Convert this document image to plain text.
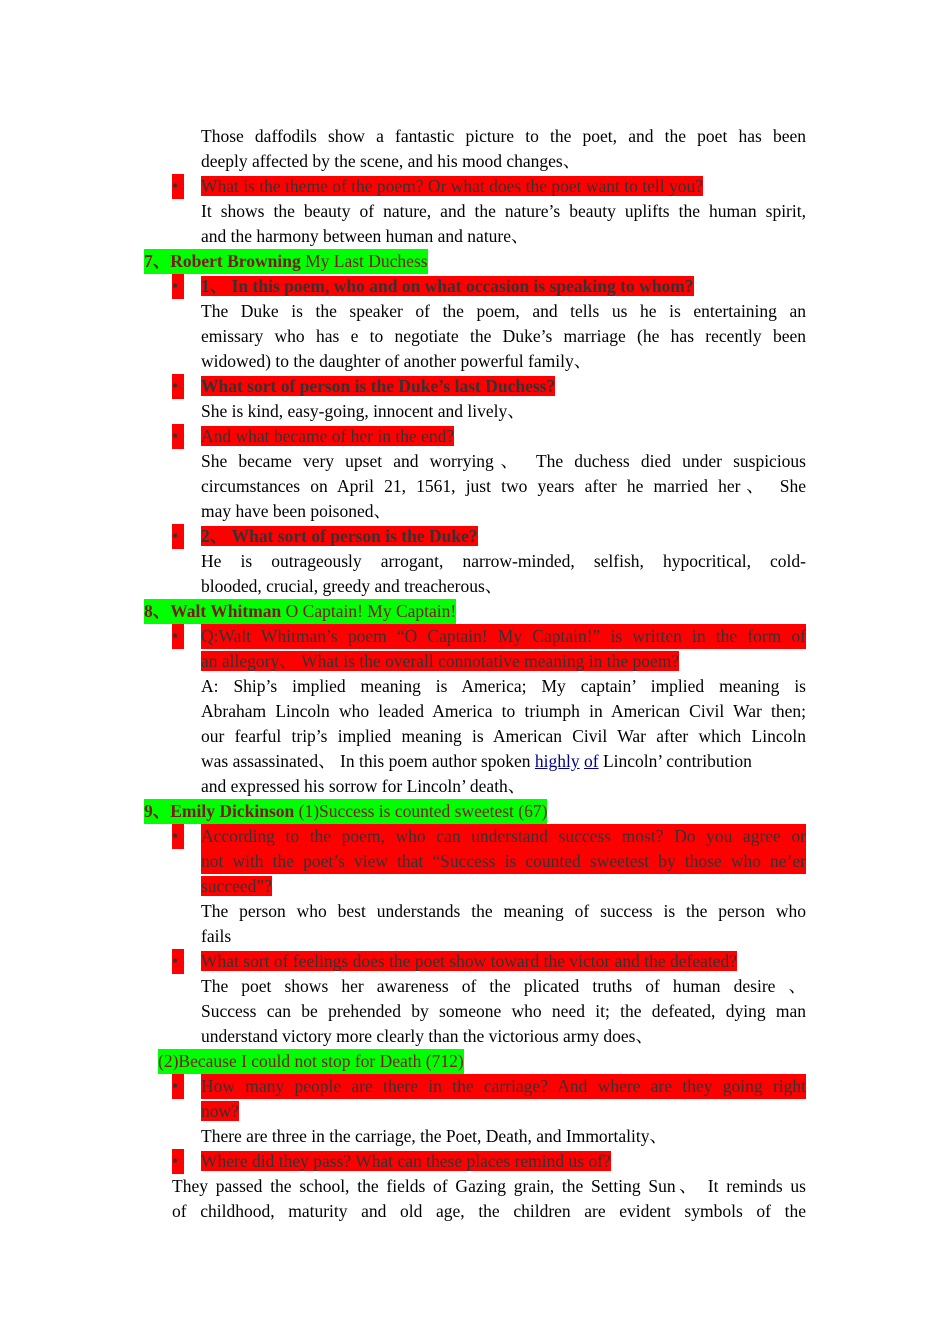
Those daffodils show a fantastic picture to the poet, and the poet has been
deeply affected by the scene, and his mood changes、
•	What is the theme of the poem? Or what does the poet want to tell you?
It shows the beauty of nature, and the nature’s beauty uplifts the human spirit,
and the harmony between human and nature、
7、Robert Browning My Last Duchess
•	1、 In this poem, who and on what occasion is speaking to whom?
The Duke is the speaker of the poem, and tells us he is entertaining an
emissary who has e to negotiate the Duke’s marriage (he has recently been
widowed) to the daughter of another powerful family、
•	What sort of person is the Duke’s last Duchess?
She is kind, easy-going, innocent and lively、
•	And what became of her in the end?
She became very upset and worrying、 The duchess died under suspicious
circumstances on April 21, 1561, just two years after he married her、 She
may have been poisoned、
•	2、 What sort of person is the Duke?
He is outrageously arrogant, narrow-minded, selfish, hypocritical, cold-
blooded, crucial, greedy and treacherous、
8、Walt Whitman O Captain! My Captain!
•	Q:Walt Whitman’s poem “O Captain! My Captain!” is written in the form of
an allegory、 What is the overall connotative meaning in the poem?
A: Ship’s implied meaning is America; My captain’ implied meaning is
Abraham Lincoln who leaded America to triumph in American Civil War then;
our fearful trip’s implied meaning is American Civil War after which Lincoln
was assassinated、 In this poem author spoken highly of Lincoln’ contribution
and expressed his sorrow for Lincoln’ death、
9、Emily Dickinson (1)Success is counted sweetest (67)
•	According to the poem, who can understand success most? Do you agree or
not with the poet’s view that “Success is counted sweetest by those who ne’er
succeed”?
The person who best understands the meaning of success is the person who
fails
•	What sort of feelings does the poet show toward the victor and the defeated?
The poet shows her awareness of the plicated truths of human desire 、
Success can be prehended by someone who need it; the defeated, dying man
understand victory more clearly than the victorious army does、
(2)Because I could not stop for Death (712)
•	How many people are there in the carriage? And where are they going right
now?
There are three in the carriage, the Poet, Death, and Immortality、
•	Where did they pass? What can these places remind us of?
They passed the school, the fields of Gazing grain, the Setting Sun、 It reminds us
of childhood, maturity and old age, the children are evident symbols of the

- [THE TASK]: In the listing, find all lines with the string "shows" and copy them.

- [ANSWER TO THIS PROBLEM]:
It shows the beauty of nature, and the nature’s beauty uplifts the human spirit,
The poet shows her awareness of the plicated truths of human desire 、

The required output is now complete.